# start of Source records

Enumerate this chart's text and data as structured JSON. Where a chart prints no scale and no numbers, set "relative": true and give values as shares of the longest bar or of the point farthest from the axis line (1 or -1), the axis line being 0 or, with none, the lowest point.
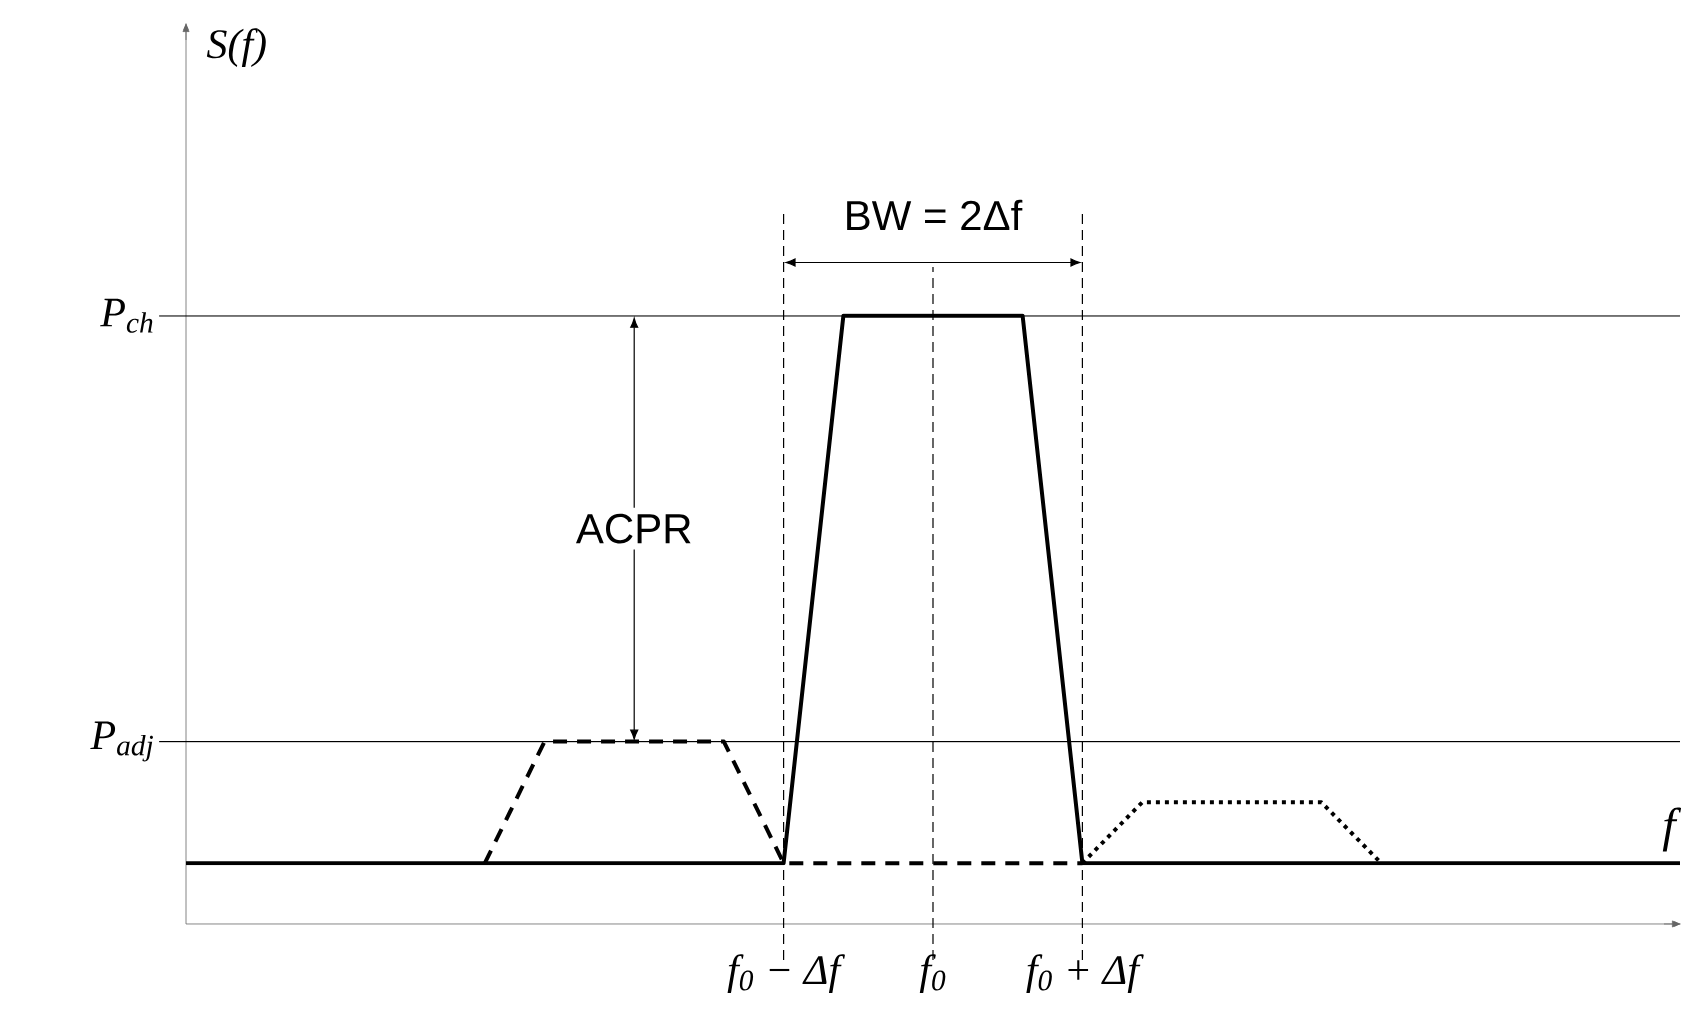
{
  "chart_data": {
    "type": "line",
    "relative": true,
    "grid": "x",
    "xlabel": "f",
    "categories": [
      null,
      null,
      null,
      null,
      null,
      null,
      null,
      null,
      null,
      null,
      null,
      null,
      null,
      null,
      null,
      null,
      null,
      null,
      null,
      null,
      "f$_{0}$ − Δf",
      null,
      null,
      null,
      null,
      "f$_{0}$",
      null,
      null,
      null,
      null,
      "f$_{0}$ + Δf",
      null,
      null,
      null,
      null,
      null,
      null,
      null,
      null,
      null,
      null,
      null,
      null,
      null,
      null,
      null,
      null,
      null,
      null,
      null,
      null
    ],
    "series": [
      {
        "color": "#000000",
        "line_style": "solid",
        "values": [
          0.1,
          0.1,
          0.1,
          0.1,
          0.1,
          0.1,
          0.1,
          0.1,
          0.1,
          0.1,
          0.1,
          0.1,
          0.1,
          0.1,
          0.1,
          0.1,
          0.1,
          0.1,
          0.1,
          0.1,
          0.1,
          0.55,
          1,
          1,
          1,
          1,
          1,
          1,
          1,
          0.55,
          0.1,
          0.1,
          0.1,
          0.1,
          0.1,
          0.1,
          0.1,
          0.1,
          0.1,
          0.1,
          0.1,
          0.1,
          0.1,
          0.1,
          0.1,
          0.1,
          0.1,
          0.1,
          0.1,
          0.1,
          0.1
        ]
      },
      {
        "color": "#000000",
        "line_style": "dashed",
        "values": [
          null,
          null,
          null,
          null,
          null,
          null,
          null,
          null,
          null,
          null,
          0.1,
          0.2,
          0.3,
          0.3,
          0.3,
          0.3,
          0.3,
          0.3,
          0.3,
          0.2,
          0.1,
          0.1,
          0.1,
          0.1,
          0.1,
          0.1,
          0.1,
          0.1,
          0.1,
          0.1,
          0.1,
          null,
          null,
          null,
          null,
          null,
          null,
          null,
          null,
          null,
          null,
          null,
          null,
          null,
          null,
          null,
          null,
          null,
          null,
          null,
          null
        ]
      },
      {
        "color": "#000000",
        "line_style": "dotted",
        "values": [
          null,
          null,
          null,
          null,
          null,
          null,
          null,
          null,
          null,
          null,
          null,
          null,
          null,
          null,
          null,
          null,
          null,
          null,
          null,
          null,
          null,
          null,
          null,
          null,
          null,
          null,
          null,
          null,
          null,
          null,
          0.1,
          0.15,
          0.2,
          0.2,
          0.2,
          0.2,
          0.2,
          0.2,
          0.2,
          0.15,
          0.1,
          null,
          null,
          null,
          null,
          null,
          null,
          null,
          null,
          null,
          null
        ]
      }
    ],
    "ref_lines": [
      {
        "axis": "y",
        "value": 1,
        "line_style": "solid",
        "label": "P$_{ch}$"
      },
      {
        "axis": "y",
        "value": 0.3,
        "line_style": "solid",
        "label": "P$_{adj}$"
      }
    ],
    "annotations": [
      "BW = 2Δf",
      "ACPR",
      "S(f)"
    ]
  }
}
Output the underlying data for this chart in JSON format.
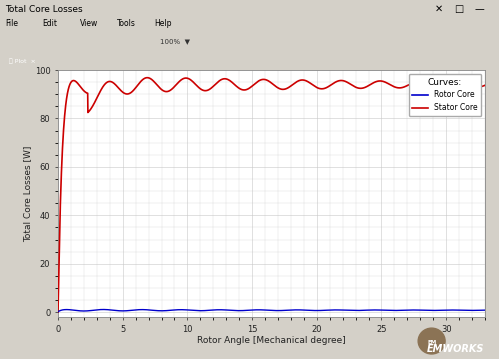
{
  "title_bar_text": "Total Core Losses",
  "xlabel": "Rotor Angle [Mechanical degree]",
  "ylabel": "Total Core Losses [W]",
  "xlim": [
    0,
    33
  ],
  "ylim": [
    -2,
    100
  ],
  "xticks": [
    0,
    5,
    10,
    15,
    20,
    25,
    30
  ],
  "yticks": [
    0,
    20,
    40,
    60,
    80,
    100
  ],
  "stator_color": "#cc0000",
  "rotor_color": "#0000cc",
  "plot_bg_color": "#ffffff",
  "window_bg_color": "#d4d0c8",
  "dark_panel_color": "#2b3a52",
  "grid_color": "#c8c8c8",
  "legend_title": "Curves:",
  "legend_rotor": "Rotor Core",
  "legend_stator": "Stator Core",
  "figsize": [
    4.99,
    3.59
  ],
  "dpi": 100,
  "stator_peak_x": 2.3,
  "stator_peak_y": 94,
  "stator_settle": 86,
  "stator_osc_amp": 4.0,
  "stator_osc_period": 3.0,
  "rotor_settle": 0.8,
  "rotor_osc_amp": 0.35
}
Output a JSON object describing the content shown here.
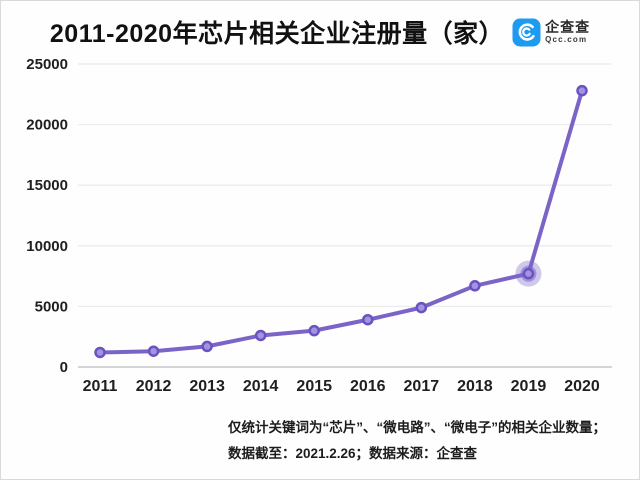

# end of Source records

*Exercise requirements*:
Images in the data above are to be skipped. Retype all other material exactly.

*Written solution*:
Enumerate this chart's text and data as structured JSON. Where a chart prints no scale and no numbers, set "relative": true and give values as shares of the longest bar or of the point farthest from the axis line (1 or -1), the axis line being 0 or, with none, the lowest point.
{
  "chart_data": {
    "type": "line",
    "relative": true,
    "grid": "x",
    "xlabel": "f",
    "categories": [
      null,
      null,
      null,
      null,
      null,
      null,
      null,
      null,
      null,
      null,
      null,
      null,
      null,
      null,
      null,
      null,
      null,
      null,
      null,
      null,
      "f$_{0}$ − Δf",
      null,
      null,
      null,
      null,
      "f$_{0}$",
      null,
      null,
      null,
      null,
      "f$_{0}$ + Δf",
      null,
      null,
      null,
      null,
      null,
      null,
      null,
      null,
      null,
      null,
      null,
      null,
      null,
      null,
      null,
      null,
      null,
      null,
      null,
      null
    ],
    "series": [
      {
        "color": "#000000",
        "line_style": "solid",
        "values": [
          0.1,
          0.1,
          0.1,
          0.1,
          0.1,
          0.1,
          0.1,
          0.1,
          0.1,
          0.1,
          0.1,
          0.1,
          0.1,
          0.1,
          0.1,
          0.1,
          0.1,
          0.1,
          0.1,
          0.1,
          0.1,
          0.55,
          1,
          1,
          1,
          1,
          1,
          1,
          1,
          0.55,
          0.1,
          0.1,
          0.1,
          0.1,
          0.1,
          0.1,
          0.1,
          0.1,
          0.1,
          0.1,
          0.1,
          0.1,
          0.1,
          0.1,
          0.1,
          0.1,
          0.1,
          0.1,
          0.1,
          0.1,
          0.1
        ]
      },
      {
        "color": "#000000",
        "line_style": "dashed",
        "values": [
          null,
          null,
          null,
          null,
          null,
          null,
          null,
          null,
          null,
          null,
          0.1,
          0.2,
          0.3,
          0.3,
          0.3,
          0.3,
          0.3,
          0.3,
          0.3,
          0.2,
          0.1,
          0.1,
          0.1,
          0.1,
          0.1,
          0.1,
          0.1,
          0.1,
          0.1,
          0.1,
          0.1,
          null,
          null,
          null,
          null,
          null,
          null,
          null,
          null,
          null,
          null,
          null,
          null,
          null,
          null,
          null,
          null,
          null,
          null,
          null,
          null
        ]
      },
      {
        "color": "#000000",
        "line_style": "dotted",
        "values": [
          null,
          null,
          null,
          null,
          null,
          null,
          null,
          null,
          null,
          null,
          null,
          null,
          null,
          null,
          null,
          null,
          null,
          null,
          null,
          null,
          null,
          null,
          null,
          null,
          null,
          null,
          null,
          null,
          null,
          null,
          0.1,
          0.15,
          0.2,
          0.2,
          0.2,
          0.2,
          0.2,
          0.2,
          0.2,
          0.15,
          0.1,
          null,
          null,
          null,
          null,
          null,
          null,
          null,
          null,
          null,
          null
        ]
      }
    ],
    "ref_lines": [
      {
        "axis": "y",
        "value": 1,
        "line_style": "solid",
        "label": "P$_{ch}$"
      },
      {
        "axis": "y",
        "value": 0.3,
        "line_style": "solid",
        "label": "P$_{adj}$"
      }
    ],
    "annotations": [
      "BW = 2Δf",
      "ACPR",
      "S(f)"
    ]
  }
}
Output the underlying data for this chart in JSON format.
{
  "title_bar_text": "Total Core Losses",
  "xlabel": "Rotor Angle [Mechanical degree]",
  "ylabel": "Total Core Losses [W]",
  "xlim": [
    0,
    33
  ],
  "ylim": [
    -2,
    100
  ],
  "xticks": [
    0,
    5,
    10,
    15,
    20,
    25,
    30
  ],
  "yticks": [
    0,
    20,
    40,
    60,
    80,
    100
  ],
  "stator_color": "#cc0000",
  "rotor_color": "#0000cc",
  "plot_bg_color": "#ffffff",
  "window_bg_color": "#d4d0c8",
  "dark_panel_color": "#2b3a52",
  "grid_color": "#c8c8c8",
  "legend_title": "Curves:",
  "legend_rotor": "Rotor Core",
  "legend_stator": "Stator Core",
  "figsize": [
    4.99,
    3.59
  ],
  "dpi": 100,
  "stator_peak_x": 2.3,
  "stator_peak_y": 94,
  "stator_settle": 86,
  "stator_osc_amp": 4.0,
  "stator_osc_period": 3.0,
  "rotor_settle": 0.8,
  "rotor_osc_amp": 0.35
}
Output a JSON object describing the content shown here.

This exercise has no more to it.